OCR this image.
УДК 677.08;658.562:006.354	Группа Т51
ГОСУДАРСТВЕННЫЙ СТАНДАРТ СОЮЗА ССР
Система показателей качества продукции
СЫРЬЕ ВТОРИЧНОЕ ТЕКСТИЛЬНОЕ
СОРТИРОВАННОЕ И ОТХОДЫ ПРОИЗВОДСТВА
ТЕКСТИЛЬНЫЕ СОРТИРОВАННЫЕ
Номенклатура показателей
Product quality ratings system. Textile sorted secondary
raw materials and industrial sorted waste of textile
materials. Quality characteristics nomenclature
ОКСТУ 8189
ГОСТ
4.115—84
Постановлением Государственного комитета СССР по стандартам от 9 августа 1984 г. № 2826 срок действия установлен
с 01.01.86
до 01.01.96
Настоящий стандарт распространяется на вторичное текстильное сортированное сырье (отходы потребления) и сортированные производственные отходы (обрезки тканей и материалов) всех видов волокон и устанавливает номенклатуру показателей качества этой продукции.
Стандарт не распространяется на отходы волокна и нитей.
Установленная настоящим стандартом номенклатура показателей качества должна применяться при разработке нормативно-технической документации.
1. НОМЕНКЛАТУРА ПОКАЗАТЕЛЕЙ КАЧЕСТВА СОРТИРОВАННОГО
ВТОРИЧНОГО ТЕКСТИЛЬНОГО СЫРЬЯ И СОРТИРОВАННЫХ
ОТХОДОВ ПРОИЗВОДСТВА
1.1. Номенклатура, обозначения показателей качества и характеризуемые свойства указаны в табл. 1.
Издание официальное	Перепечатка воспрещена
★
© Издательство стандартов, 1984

•••••

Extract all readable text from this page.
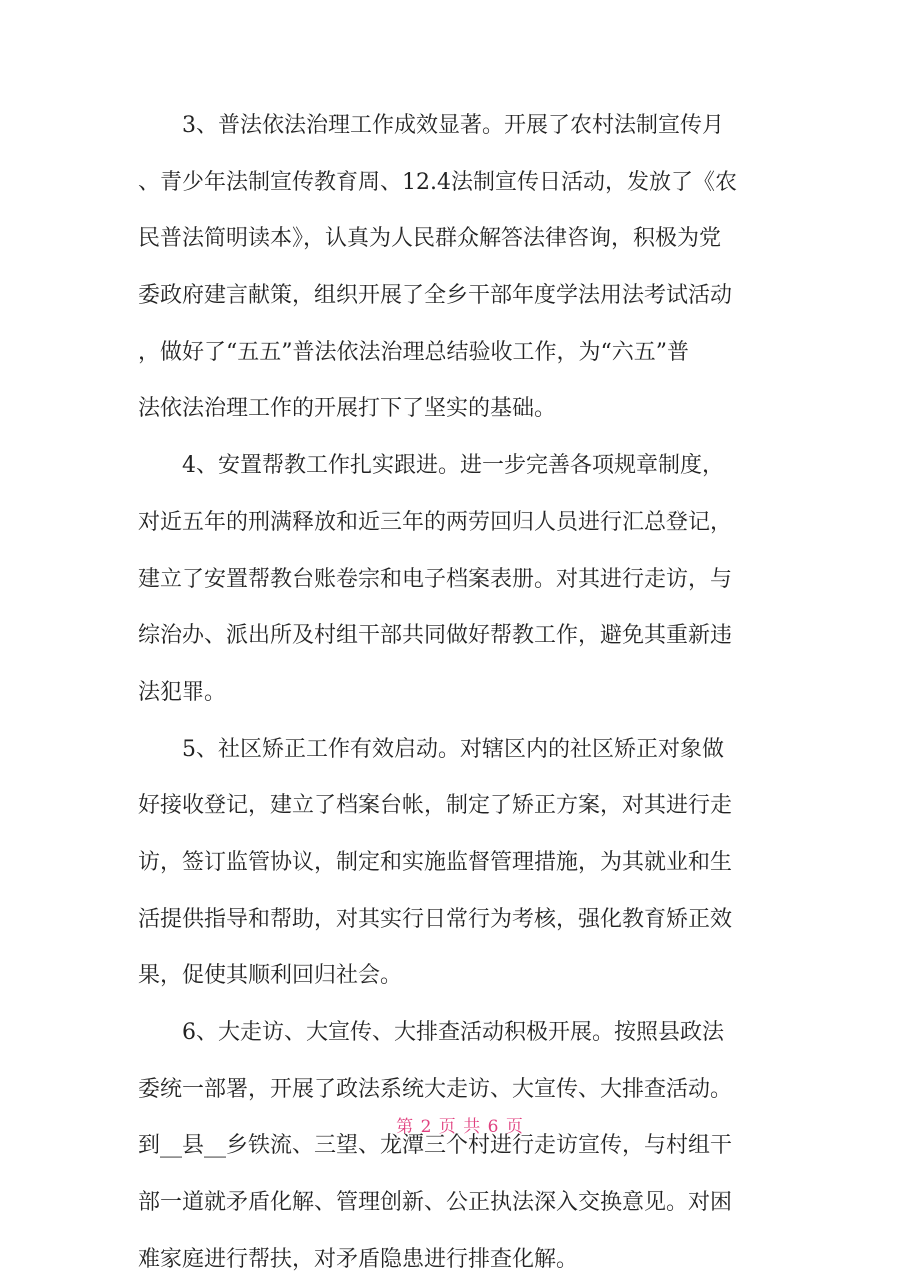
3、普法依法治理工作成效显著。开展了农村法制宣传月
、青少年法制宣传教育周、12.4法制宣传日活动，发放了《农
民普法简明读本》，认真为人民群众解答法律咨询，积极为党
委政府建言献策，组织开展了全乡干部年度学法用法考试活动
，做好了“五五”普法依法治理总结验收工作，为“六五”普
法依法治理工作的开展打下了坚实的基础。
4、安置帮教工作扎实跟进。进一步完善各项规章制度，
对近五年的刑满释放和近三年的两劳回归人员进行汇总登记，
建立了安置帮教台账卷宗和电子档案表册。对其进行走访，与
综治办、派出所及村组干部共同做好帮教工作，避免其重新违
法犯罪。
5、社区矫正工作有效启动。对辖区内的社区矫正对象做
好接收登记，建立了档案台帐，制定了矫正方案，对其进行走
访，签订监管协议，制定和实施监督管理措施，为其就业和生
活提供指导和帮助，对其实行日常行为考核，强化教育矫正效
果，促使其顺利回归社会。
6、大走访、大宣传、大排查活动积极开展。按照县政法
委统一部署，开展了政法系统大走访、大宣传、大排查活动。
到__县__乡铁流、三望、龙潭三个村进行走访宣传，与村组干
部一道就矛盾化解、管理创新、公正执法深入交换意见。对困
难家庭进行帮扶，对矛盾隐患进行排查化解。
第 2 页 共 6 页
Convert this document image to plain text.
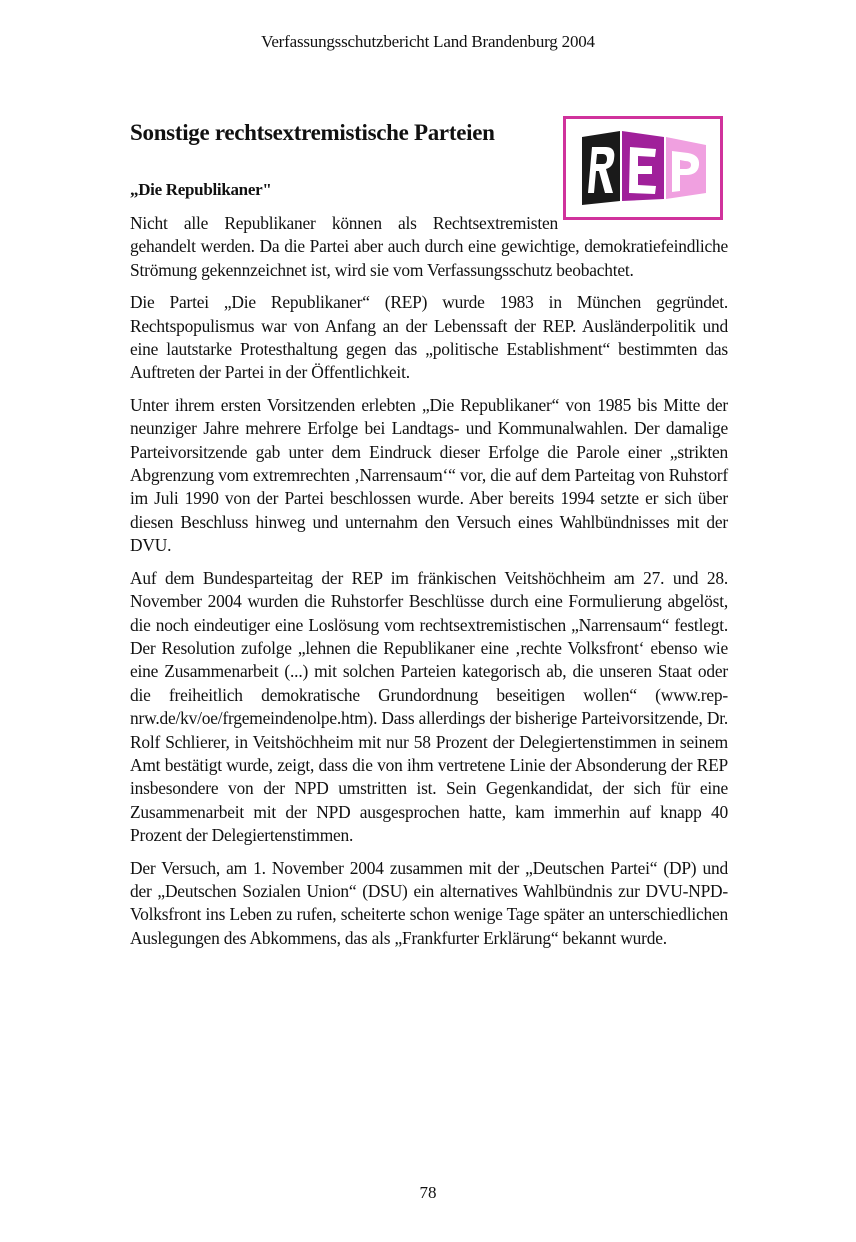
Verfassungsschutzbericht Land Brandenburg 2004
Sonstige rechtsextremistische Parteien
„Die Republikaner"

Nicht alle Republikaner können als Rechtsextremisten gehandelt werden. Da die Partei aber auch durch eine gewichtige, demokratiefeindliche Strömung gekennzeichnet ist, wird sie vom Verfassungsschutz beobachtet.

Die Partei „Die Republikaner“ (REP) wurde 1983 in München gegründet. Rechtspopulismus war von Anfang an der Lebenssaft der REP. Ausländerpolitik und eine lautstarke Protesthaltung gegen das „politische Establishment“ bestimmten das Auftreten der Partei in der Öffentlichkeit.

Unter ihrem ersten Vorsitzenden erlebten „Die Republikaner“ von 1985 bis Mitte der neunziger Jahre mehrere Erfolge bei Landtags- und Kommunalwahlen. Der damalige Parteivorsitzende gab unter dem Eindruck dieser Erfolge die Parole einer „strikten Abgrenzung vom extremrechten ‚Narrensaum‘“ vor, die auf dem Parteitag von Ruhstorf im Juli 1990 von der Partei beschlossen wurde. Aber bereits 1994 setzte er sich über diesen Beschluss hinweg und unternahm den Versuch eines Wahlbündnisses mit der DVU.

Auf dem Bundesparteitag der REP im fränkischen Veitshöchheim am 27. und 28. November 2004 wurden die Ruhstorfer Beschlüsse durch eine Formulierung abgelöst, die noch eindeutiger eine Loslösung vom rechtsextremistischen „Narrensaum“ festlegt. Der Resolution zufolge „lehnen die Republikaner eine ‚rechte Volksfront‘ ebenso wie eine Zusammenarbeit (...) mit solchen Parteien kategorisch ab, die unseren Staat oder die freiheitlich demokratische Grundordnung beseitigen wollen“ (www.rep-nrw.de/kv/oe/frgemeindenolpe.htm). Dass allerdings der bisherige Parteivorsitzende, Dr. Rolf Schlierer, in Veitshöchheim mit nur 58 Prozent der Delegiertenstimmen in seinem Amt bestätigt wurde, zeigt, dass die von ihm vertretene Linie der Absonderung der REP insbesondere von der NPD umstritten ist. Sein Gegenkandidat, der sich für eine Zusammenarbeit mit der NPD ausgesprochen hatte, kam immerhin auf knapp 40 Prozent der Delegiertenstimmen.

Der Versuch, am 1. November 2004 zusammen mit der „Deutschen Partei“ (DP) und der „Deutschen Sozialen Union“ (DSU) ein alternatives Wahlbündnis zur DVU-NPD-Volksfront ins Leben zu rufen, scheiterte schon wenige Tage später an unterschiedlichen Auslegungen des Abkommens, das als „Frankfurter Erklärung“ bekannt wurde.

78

•••••

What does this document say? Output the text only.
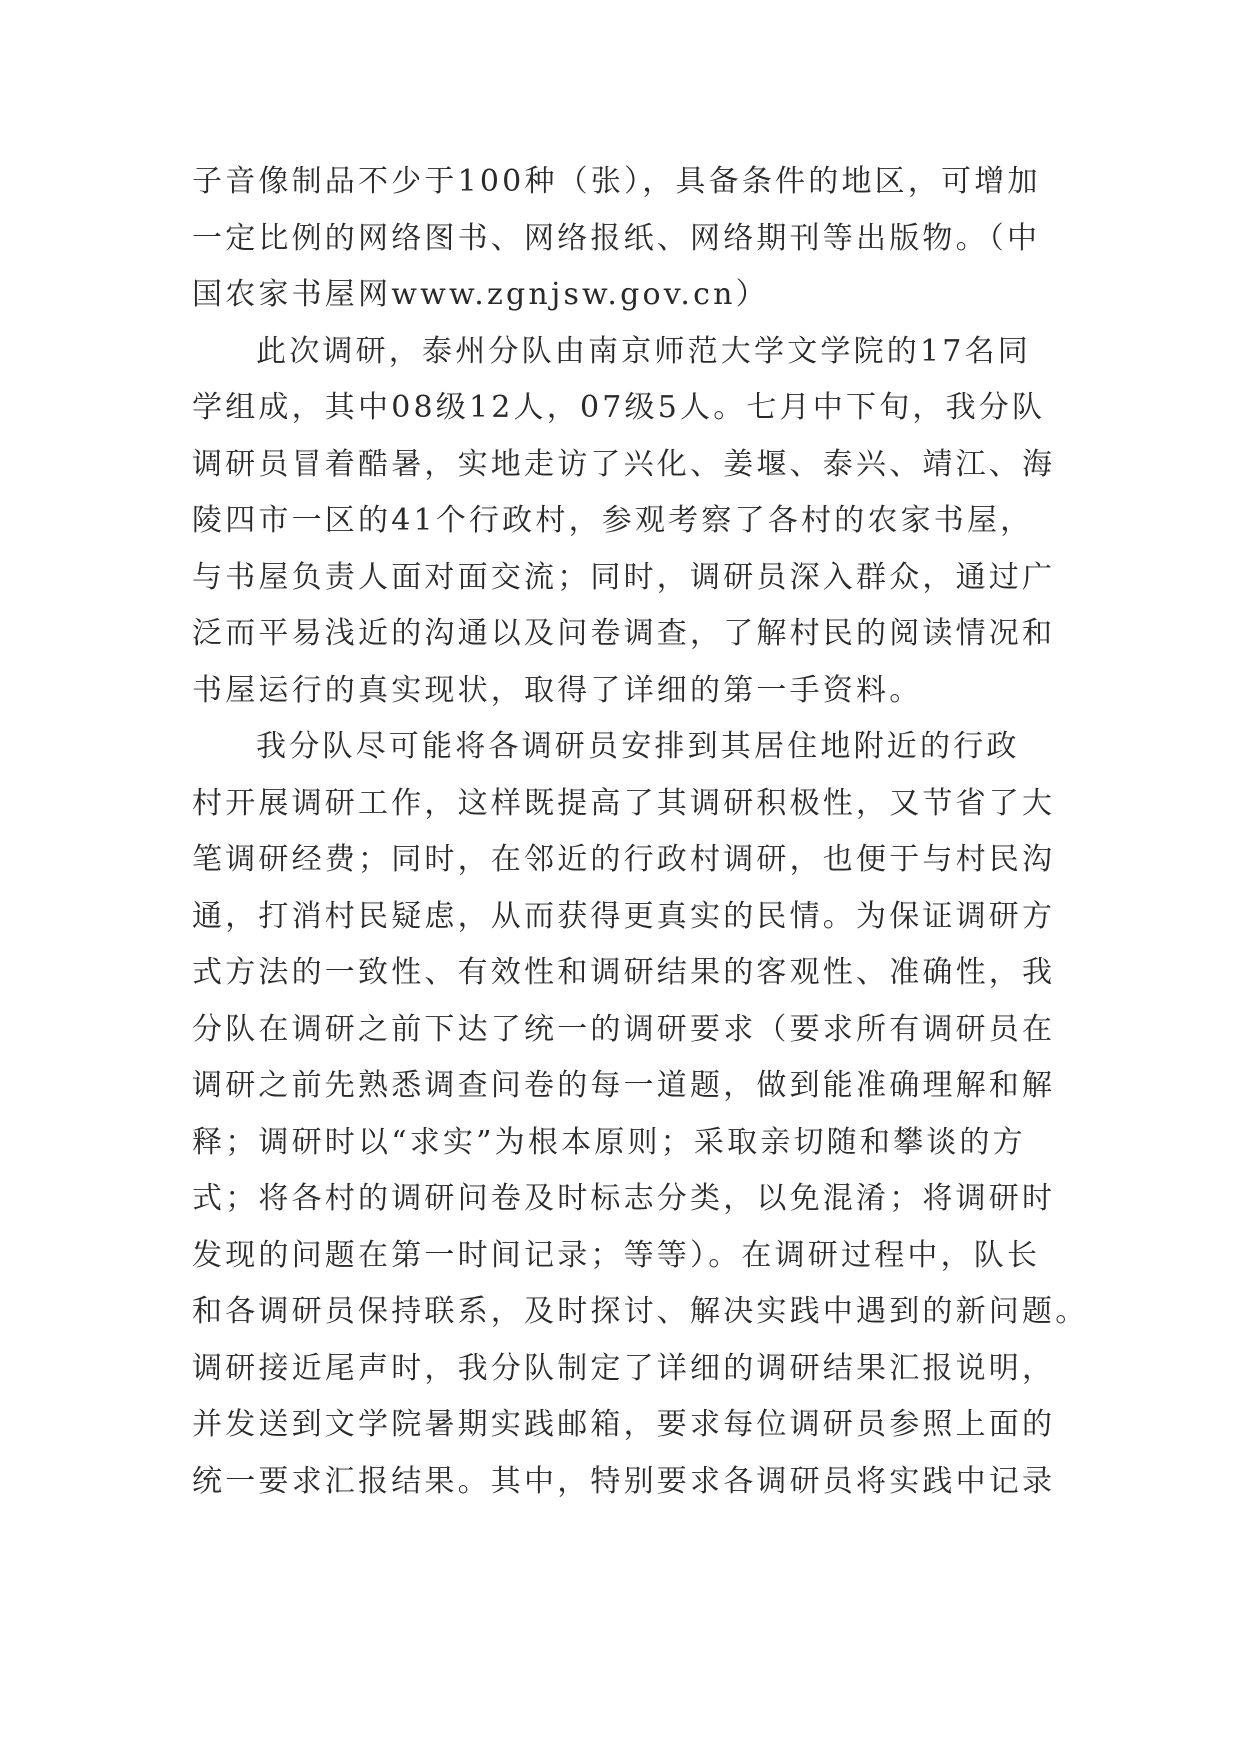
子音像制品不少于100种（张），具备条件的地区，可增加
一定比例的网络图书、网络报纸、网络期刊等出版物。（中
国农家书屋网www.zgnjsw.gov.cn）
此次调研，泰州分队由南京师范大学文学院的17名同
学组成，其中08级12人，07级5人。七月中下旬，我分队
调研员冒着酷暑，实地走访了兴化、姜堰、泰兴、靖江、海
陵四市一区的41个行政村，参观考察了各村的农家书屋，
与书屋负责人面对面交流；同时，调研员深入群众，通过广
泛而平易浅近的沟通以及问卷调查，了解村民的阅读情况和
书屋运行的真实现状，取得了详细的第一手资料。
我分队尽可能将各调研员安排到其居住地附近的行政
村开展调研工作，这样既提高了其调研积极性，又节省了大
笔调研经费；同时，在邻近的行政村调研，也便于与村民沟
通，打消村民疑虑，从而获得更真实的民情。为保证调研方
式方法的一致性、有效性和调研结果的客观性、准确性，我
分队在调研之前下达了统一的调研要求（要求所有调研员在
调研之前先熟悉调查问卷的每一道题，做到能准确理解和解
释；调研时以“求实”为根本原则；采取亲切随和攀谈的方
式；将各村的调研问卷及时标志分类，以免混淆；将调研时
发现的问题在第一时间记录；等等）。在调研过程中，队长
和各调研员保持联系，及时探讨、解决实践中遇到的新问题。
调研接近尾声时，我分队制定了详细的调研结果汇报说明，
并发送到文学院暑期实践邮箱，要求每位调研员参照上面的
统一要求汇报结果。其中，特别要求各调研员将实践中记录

•••••

Goal:
Select all lines in the listing that include the word "ПРОИЗВОДСТВА".

The completed task:
СОРТИРОВАННОЕ И ОТХОДЫ ПРОИЗВОДСТВА
ОТХОДОВ ПРОИЗВОДСТВА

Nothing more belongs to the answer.